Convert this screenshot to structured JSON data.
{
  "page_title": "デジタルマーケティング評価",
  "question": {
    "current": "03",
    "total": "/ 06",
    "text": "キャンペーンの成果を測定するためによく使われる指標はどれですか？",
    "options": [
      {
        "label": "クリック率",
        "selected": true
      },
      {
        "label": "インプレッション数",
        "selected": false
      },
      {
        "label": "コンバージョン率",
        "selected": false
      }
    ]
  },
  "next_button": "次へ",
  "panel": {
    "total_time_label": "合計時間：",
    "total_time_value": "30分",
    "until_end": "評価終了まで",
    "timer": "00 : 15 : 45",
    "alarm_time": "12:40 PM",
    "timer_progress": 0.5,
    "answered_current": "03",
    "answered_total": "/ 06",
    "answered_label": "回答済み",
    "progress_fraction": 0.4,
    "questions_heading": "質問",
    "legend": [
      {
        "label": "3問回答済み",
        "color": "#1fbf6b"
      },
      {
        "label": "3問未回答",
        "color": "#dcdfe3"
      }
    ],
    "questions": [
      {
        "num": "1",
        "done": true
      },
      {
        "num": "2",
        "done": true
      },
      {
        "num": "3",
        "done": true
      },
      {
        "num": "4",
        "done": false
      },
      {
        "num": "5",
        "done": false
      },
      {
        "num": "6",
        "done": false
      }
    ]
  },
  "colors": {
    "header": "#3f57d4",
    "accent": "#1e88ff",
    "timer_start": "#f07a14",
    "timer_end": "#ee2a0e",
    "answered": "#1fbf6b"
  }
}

■ **Work to complete**: Write the entire listing out again, word for word.

■ **Exercise output**:
Convert this screenshot to structured JSON data.
{
  "page_title": "デジタルマーケティング評価",
  "question": {
    "current": "03",
    "total": "/ 06",
    "text": "キャンペーンの成果を測定するためによく使われる指標はどれですか？",
    "options": [
      {
        "label": "クリック率",
        "selected": true
      },
      {
        "label": "インプレッション数",
        "selected": false
      },
      {
        "label": "コンバージョン率",
        "selected": false
      }
    ]
  },
  "next_button": "次へ",
  "panel": {
    "total_time_label": "合計時間：",
    "total_time_value": "30分",
    "until_end": "評価終了まで",
    "timer": "00 : 15 : 45",
    "alarm_time": "12:40 PM",
    "timer_progress": 0.5,
    "answered_current": "03",
    "answered_total": "/ 06",
    "answered_label": "回答済み",
    "progress_fraction": 0.4,
    "questions_heading": "質問",
    "legend": [
      {
        "label": "3問回答済み",
        "color": "#1fbf6b"
      },
      {
        "label": "3問未回答",
        "color": "#dcdfe3"
      }
    ],
    "questions": [
      {
        "num": "1",
        "done": true
      },
      {
        "num": "2",
        "done": true
      },
      {
        "num": "3",
        "done": true
      },
      {
        "num": "4",
        "done": false
      },
      {
        "num": "5",
        "done": false
      },
      {
        "num": "6",
        "done": false
      }
    ]
  },
  "colors": {
    "header": "#3f57d4",
    "accent": "#1e88ff",
    "timer_start": "#f07a14",
    "timer_end": "#ee2a0e",
    "answered": "#1fbf6b"
  }
}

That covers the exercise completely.